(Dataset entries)
------

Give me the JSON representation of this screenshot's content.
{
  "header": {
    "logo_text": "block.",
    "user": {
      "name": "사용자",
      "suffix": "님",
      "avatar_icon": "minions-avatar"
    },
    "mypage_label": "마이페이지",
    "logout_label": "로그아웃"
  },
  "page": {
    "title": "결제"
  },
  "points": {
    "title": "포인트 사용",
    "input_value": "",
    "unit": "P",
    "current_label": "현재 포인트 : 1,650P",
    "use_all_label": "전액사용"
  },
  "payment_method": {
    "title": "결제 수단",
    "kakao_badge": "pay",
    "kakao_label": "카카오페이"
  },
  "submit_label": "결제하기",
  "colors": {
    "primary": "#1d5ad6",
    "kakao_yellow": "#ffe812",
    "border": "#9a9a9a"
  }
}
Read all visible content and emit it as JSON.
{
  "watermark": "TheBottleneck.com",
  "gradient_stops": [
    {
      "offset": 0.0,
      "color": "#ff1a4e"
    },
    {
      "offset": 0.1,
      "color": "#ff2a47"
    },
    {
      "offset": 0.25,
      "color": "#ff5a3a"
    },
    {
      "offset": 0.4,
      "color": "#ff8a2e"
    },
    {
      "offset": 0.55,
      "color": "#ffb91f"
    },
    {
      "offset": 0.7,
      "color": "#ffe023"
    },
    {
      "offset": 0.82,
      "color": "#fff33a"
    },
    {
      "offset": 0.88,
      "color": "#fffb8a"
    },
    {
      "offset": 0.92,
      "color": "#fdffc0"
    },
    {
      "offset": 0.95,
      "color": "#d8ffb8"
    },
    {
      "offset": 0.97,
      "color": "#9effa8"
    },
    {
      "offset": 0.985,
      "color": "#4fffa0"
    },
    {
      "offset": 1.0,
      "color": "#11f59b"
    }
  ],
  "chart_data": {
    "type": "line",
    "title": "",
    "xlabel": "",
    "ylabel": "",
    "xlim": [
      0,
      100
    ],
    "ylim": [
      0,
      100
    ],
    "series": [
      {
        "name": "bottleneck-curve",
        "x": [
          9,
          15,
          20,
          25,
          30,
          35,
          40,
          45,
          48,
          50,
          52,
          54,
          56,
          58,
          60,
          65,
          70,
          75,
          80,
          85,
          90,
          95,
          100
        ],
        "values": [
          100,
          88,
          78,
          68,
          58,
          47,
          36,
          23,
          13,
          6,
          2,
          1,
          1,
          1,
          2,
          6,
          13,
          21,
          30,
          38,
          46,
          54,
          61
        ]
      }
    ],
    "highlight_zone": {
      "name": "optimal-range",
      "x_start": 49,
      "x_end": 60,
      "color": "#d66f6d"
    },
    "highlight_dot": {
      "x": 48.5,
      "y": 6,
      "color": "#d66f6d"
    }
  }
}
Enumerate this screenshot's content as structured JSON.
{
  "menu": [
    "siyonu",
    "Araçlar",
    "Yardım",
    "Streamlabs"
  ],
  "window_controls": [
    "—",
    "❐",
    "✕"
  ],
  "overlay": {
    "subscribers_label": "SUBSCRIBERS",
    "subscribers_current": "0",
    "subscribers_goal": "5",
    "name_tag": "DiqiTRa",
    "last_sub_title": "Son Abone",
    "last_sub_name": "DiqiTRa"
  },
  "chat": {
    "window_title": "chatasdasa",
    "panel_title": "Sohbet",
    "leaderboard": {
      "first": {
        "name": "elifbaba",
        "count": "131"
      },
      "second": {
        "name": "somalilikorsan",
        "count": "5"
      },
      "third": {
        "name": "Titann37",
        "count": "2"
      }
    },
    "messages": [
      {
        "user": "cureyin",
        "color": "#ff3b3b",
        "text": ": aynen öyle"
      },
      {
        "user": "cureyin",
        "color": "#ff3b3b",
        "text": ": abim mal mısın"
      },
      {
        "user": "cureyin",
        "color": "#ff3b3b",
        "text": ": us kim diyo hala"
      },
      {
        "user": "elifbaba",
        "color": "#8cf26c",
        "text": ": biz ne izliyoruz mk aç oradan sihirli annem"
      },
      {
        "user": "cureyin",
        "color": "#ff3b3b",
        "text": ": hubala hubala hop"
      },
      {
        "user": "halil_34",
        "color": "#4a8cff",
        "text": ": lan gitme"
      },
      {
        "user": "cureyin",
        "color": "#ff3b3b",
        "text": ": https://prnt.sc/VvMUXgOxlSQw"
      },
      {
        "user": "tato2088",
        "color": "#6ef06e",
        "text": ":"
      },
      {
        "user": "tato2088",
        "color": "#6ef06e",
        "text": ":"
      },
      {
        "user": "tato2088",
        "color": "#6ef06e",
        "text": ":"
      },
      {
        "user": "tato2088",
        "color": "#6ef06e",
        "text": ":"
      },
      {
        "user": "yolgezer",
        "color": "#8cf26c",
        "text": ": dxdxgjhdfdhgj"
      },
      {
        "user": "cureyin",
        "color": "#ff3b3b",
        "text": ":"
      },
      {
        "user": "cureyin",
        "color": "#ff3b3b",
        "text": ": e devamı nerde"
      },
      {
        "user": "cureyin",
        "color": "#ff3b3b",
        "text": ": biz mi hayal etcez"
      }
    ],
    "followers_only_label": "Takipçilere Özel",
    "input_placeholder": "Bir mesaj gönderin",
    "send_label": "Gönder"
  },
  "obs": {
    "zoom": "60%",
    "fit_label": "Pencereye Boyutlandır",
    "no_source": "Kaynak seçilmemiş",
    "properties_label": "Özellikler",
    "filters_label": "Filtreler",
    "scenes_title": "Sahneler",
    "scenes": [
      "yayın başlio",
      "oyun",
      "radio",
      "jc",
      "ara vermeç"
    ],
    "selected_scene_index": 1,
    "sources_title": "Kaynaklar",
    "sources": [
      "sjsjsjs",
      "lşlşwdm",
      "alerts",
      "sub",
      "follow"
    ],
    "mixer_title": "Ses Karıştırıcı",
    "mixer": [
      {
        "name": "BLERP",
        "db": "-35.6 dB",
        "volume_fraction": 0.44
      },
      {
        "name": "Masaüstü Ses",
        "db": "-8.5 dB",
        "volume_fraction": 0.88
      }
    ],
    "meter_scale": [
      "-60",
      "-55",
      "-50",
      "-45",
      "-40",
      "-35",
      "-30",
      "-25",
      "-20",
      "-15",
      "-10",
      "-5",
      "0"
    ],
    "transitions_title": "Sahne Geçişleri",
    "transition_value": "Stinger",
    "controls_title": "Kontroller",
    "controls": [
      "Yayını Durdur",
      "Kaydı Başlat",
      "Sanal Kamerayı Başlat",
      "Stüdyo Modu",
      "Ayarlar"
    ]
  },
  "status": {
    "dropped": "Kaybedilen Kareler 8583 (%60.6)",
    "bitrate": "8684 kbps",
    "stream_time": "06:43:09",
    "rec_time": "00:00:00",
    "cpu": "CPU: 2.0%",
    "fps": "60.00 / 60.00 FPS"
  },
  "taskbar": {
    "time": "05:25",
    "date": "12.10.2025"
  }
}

------

(WHAT TO PRODUCE):
Every record shown above must be echoed exactly.

(PROBLEM SOLUTION):
Give me the JSON representation of this screenshot's content.
{
  "header": {
    "logo_text": "block.",
    "user": {
      "name": "사용자",
      "suffix": "님",
      "avatar_icon": "minions-avatar"
    },
    "mypage_label": "마이페이지",
    "logout_label": "로그아웃"
  },
  "page": {
    "title": "결제"
  },
  "points": {
    "title": "포인트 사용",
    "input_value": "",
    "unit": "P",
    "current_label": "현재 포인트 : 1,650P",
    "use_all_label": "전액사용"
  },
  "payment_method": {
    "title": "결제 수단",
    "kakao_badge": "pay",
    "kakao_label": "카카오페이"
  },
  "submit_label": "결제하기",
  "colors": {
    "primary": "#1d5ad6",
    "kakao_yellow": "#ffe812",
    "border": "#9a9a9a"
  }
}
Read all visible content and emit it as JSON.
{
  "watermark": "TheBottleneck.com",
  "gradient_stops": [
    {
      "offset": 0.0,
      "color": "#ff1a4e"
    },
    {
      "offset": 0.1,
      "color": "#ff2a47"
    },
    {
      "offset": 0.25,
      "color": "#ff5a3a"
    },
    {
      "offset": 0.4,
      "color": "#ff8a2e"
    },
    {
      "offset": 0.55,
      "color": "#ffb91f"
    },
    {
      "offset": 0.7,
      "color": "#ffe023"
    },
    {
      "offset": 0.82,
      "color": "#fff33a"
    },
    {
      "offset": 0.88,
      "color": "#fffb8a"
    },
    {
      "offset": 0.92,
      "color": "#fdffc0"
    },
    {
      "offset": 0.95,
      "color": "#d8ffb8"
    },
    {
      "offset": 0.97,
      "color": "#9effa8"
    },
    {
      "offset": 0.985,
      "color": "#4fffa0"
    },
    {
      "offset": 1.0,
      "color": "#11f59b"
    }
  ],
  "chart_data": {
    "type": "line",
    "title": "",
    "xlabel": "",
    "ylabel": "",
    "xlim": [
      0,
      100
    ],
    "ylim": [
      0,
      100
    ],
    "series": [
      {
        "name": "bottleneck-curve",
        "x": [
          9,
          15,
          20,
          25,
          30,
          35,
          40,
          45,
          48,
          50,
          52,
          54,
          56,
          58,
          60,
          65,
          70,
          75,
          80,
          85,
          90,
          95,
          100
        ],
        "values": [
          100,
          88,
          78,
          68,
          58,
          47,
          36,
          23,
          13,
          6,
          2,
          1,
          1,
          1,
          2,
          6,
          13,
          21,
          30,
          38,
          46,
          54,
          61
        ]
      }
    ],
    "highlight_zone": {
      "name": "optimal-range",
      "x_start": 49,
      "x_end": 60,
      "color": "#d66f6d"
    },
    "highlight_dot": {
      "x": 48.5,
      "y": 6,
      "color": "#d66f6d"
    }
  }
}
Enumerate this screenshot's content as structured JSON.
{
  "menu": [
    "siyonu",
    "Araçlar",
    "Yardım",
    "Streamlabs"
  ],
  "window_controls": [
    "—",
    "❐",
    "✕"
  ],
  "overlay": {
    "subscribers_label": "SUBSCRIBERS",
    "subscribers_current": "0",
    "subscribers_goal": "5",
    "name_tag": "DiqiTRa",
    "last_sub_title": "Son Abone",
    "last_sub_name": "DiqiTRa"
  },
  "chat": {
    "window_title": "chatasdasa",
    "panel_title": "Sohbet",
    "leaderboard": {
      "first": {
        "name": "elifbaba",
        "count": "131"
      },
      "second": {
        "name": "somalilikorsan",
        "count": "5"
      },
      "third": {
        "name": "Titann37",
        "count": "2"
      }
    },
    "messages": [
      {
        "user": "cureyin",
        "color": "#ff3b3b",
        "text": ": aynen öyle"
      },
      {
        "user": "cureyin",
        "color": "#ff3b3b",
        "text": ": abim mal mısın"
      },
      {
        "user": "cureyin",
        "color": "#ff3b3b",
        "text": ": us kim diyo hala"
      },
      {
        "user": "elifbaba",
        "color": "#8cf26c",
        "text": ": biz ne izliyoruz mk aç oradan sihirli annem"
      },
      {
        "user": "cureyin",
        "color": "#ff3b3b",
        "text": ": hubala hubala hop"
      },
      {
        "user": "halil_34",
        "color": "#4a8cff",
        "text": ": lan gitme"
      },
      {
        "user": "cureyin",
        "color": "#ff3b3b",
        "text": ": https://prnt.sc/VvMUXgOxlSQw"
      },
      {
        "user": "tato2088",
        "color": "#6ef06e",
        "text": ":"
      },
      {
        "user": "tato2088",
        "color": "#6ef06e",
        "text": ":"
      },
      {
        "user": "tato2088",
        "color": "#6ef06e",
        "text": ":"
      },
      {
        "user": "tato2088",
        "color": "#6ef06e",
        "text": ":"
      },
      {
        "user": "yolgezer",
        "color": "#8cf26c",
        "text": ": dxdxgjhdfdhgj"
      },
      {
        "user": "cureyin",
        "color": "#ff3b3b",
        "text": ":"
      },
      {
        "user": "cureyin",
        "color": "#ff3b3b",
        "text": ": e devamı nerde"
      },
      {
        "user": "cureyin",
        "color": "#ff3b3b",
        "text": ": biz mi hayal etcez"
      }
    ],
    "followers_only_label": "Takipçilere Özel",
    "input_placeholder": "Bir mesaj gönderin",
    "send_label": "Gönder"
  },
  "obs": {
    "zoom": "60%",
    "fit_label": "Pencereye Boyutlandır",
    "no_source": "Kaynak seçilmemiş",
    "properties_label": "Özellikler",
    "filters_label": "Filtreler",
    "scenes_title": "Sahneler",
    "scenes": [
      "yayın başlio",
      "oyun",
      "radio",
      "jc",
      "ara vermeç"
    ],
    "selected_scene_index": 1,
    "sources_title": "Kaynaklar",
    "sources": [
      "sjsjsjs",
      "lşlşwdm",
      "alerts",
      "sub",
      "follow"
    ],
    "mixer_title": "Ses Karıştırıcı",
    "mixer": [
      {
        "name": "BLERP",
        "db": "-35.6 dB",
        "volume_fraction": 0.44
      },
      {
        "name": "Masaüstü Ses",
        "db": "-8.5 dB",
        "volume_fraction": 0.88
      }
    ],
    "meter_scale": [
      "-60",
      "-55",
      "-50",
      "-45",
      "-40",
      "-35",
      "-30",
      "-25",
      "-20",
      "-15",
      "-10",
      "-5",
      "0"
    ],
    "transitions_title": "Sahne Geçişleri",
    "transition_value": "Stinger",
    "controls_title": "Kontroller",
    "controls": [
      "Yayını Durdur",
      "Kaydı Başlat",
      "Sanal Kamerayı Başlat",
      "Stüdyo Modu",
      "Ayarlar"
    ]
  },
  "status": {
    "dropped": "Kaybedilen Kareler 8583 (%60.6)",
    "bitrate": "8684 kbps",
    "stream_time": "06:43:09",
    "rec_time": "00:00:00",
    "cpu": "CPU: 2.0%",
    "fps": "60.00 / 60.00 FPS"
  },
  "taskbar": {
    "time": "05:25",
    "date": "12.10.2025"
  }
}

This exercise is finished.